Pick out each line of the records in which the word "similarity" appears.

Rows -
══════════════════════════════

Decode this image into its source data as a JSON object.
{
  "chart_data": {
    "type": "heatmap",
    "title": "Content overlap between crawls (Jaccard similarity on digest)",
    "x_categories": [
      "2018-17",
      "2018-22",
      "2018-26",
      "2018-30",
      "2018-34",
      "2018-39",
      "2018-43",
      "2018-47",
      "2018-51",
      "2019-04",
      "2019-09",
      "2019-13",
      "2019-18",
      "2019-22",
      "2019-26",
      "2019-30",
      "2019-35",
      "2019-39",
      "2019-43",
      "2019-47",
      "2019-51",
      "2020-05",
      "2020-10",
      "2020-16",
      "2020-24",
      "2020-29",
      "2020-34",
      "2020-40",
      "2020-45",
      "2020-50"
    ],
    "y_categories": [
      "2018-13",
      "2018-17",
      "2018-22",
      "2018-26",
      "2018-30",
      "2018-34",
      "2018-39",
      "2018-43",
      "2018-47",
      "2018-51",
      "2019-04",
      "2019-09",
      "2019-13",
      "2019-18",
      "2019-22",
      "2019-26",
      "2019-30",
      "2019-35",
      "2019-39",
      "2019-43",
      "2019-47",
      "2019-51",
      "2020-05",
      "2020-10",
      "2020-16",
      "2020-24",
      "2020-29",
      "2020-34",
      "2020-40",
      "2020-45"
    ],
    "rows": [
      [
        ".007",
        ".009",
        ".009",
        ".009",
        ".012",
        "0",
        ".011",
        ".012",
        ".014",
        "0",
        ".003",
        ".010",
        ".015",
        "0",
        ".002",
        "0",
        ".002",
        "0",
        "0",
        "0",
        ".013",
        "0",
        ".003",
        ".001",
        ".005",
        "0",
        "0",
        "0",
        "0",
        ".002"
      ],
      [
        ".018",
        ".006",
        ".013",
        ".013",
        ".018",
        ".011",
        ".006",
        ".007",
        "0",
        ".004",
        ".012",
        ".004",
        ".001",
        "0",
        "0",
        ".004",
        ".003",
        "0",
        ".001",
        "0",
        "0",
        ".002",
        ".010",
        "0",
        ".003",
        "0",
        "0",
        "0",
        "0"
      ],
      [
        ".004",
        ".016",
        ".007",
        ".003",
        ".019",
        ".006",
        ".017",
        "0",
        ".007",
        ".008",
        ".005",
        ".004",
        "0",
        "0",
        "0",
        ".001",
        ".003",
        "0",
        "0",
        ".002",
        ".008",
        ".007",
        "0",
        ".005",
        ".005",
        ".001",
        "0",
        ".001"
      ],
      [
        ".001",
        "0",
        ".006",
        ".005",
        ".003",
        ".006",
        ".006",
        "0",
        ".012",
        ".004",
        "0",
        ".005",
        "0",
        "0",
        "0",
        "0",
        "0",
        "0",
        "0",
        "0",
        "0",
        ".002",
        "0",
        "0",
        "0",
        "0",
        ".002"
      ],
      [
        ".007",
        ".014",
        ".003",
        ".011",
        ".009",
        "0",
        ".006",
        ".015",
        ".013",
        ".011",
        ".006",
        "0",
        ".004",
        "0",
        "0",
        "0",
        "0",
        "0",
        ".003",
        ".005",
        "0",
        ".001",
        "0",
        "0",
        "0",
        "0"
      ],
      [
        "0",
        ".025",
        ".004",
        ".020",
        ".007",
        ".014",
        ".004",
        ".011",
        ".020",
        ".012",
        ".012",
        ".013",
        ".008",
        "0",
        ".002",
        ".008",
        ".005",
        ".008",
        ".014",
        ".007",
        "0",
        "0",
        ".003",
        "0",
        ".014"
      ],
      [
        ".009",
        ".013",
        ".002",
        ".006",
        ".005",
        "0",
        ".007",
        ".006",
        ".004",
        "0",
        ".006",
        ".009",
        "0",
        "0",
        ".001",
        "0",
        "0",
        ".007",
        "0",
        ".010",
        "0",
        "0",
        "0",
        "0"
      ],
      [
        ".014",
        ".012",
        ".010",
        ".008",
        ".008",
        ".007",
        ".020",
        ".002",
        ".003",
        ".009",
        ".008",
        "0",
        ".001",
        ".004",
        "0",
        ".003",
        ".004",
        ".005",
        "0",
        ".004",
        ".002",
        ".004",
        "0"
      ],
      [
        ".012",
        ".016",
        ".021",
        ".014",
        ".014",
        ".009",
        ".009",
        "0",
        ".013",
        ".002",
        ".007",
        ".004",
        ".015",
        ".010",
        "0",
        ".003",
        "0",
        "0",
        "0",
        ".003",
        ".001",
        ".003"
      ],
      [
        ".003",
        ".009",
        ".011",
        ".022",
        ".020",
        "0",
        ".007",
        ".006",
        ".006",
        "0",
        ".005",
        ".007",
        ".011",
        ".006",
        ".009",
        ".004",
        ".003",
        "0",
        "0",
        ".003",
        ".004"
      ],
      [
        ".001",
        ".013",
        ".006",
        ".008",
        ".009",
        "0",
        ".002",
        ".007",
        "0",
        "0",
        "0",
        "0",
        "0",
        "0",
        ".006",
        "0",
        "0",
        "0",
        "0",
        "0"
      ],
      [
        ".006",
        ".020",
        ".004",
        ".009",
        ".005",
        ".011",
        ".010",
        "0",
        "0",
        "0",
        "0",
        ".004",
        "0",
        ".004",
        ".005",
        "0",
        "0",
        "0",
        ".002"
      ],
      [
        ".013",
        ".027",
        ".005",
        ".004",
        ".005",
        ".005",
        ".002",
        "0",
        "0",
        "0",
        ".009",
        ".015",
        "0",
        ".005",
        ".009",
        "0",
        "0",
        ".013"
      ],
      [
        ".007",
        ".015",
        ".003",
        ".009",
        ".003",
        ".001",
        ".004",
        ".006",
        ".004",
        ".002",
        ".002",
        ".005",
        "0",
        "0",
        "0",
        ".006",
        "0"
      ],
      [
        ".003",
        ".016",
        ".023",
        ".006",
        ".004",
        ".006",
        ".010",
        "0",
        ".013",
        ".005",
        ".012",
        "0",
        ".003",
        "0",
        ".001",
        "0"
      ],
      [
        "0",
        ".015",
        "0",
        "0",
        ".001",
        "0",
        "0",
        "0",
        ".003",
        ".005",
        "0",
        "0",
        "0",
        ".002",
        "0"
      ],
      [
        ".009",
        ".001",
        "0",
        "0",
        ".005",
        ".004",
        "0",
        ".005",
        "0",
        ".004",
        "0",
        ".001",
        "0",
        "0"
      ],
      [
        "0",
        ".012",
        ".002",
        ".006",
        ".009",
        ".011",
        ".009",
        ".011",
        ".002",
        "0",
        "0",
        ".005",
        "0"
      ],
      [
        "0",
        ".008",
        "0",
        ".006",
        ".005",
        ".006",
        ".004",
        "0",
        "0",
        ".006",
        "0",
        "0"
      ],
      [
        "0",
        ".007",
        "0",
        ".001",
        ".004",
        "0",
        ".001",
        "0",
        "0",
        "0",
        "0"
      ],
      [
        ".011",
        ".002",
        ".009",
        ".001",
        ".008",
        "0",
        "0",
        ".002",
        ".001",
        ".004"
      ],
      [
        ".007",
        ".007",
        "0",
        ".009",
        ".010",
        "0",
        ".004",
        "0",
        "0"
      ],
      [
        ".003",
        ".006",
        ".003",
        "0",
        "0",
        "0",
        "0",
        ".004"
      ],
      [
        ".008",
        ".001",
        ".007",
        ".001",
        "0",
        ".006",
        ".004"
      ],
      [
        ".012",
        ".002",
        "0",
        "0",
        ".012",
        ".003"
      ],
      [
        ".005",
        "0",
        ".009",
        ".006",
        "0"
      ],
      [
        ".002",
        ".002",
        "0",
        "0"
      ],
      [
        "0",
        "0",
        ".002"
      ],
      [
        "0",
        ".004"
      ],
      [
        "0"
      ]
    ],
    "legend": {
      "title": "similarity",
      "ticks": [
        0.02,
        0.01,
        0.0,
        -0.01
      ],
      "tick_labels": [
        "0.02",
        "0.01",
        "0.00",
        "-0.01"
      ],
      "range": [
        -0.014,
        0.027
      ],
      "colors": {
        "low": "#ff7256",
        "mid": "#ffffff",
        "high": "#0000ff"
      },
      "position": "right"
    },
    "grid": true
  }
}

══════════════════════════════

The solution -
    "title": "Content overlap between crawls (Jaccard similarity on digest)",
      "title": "similarity",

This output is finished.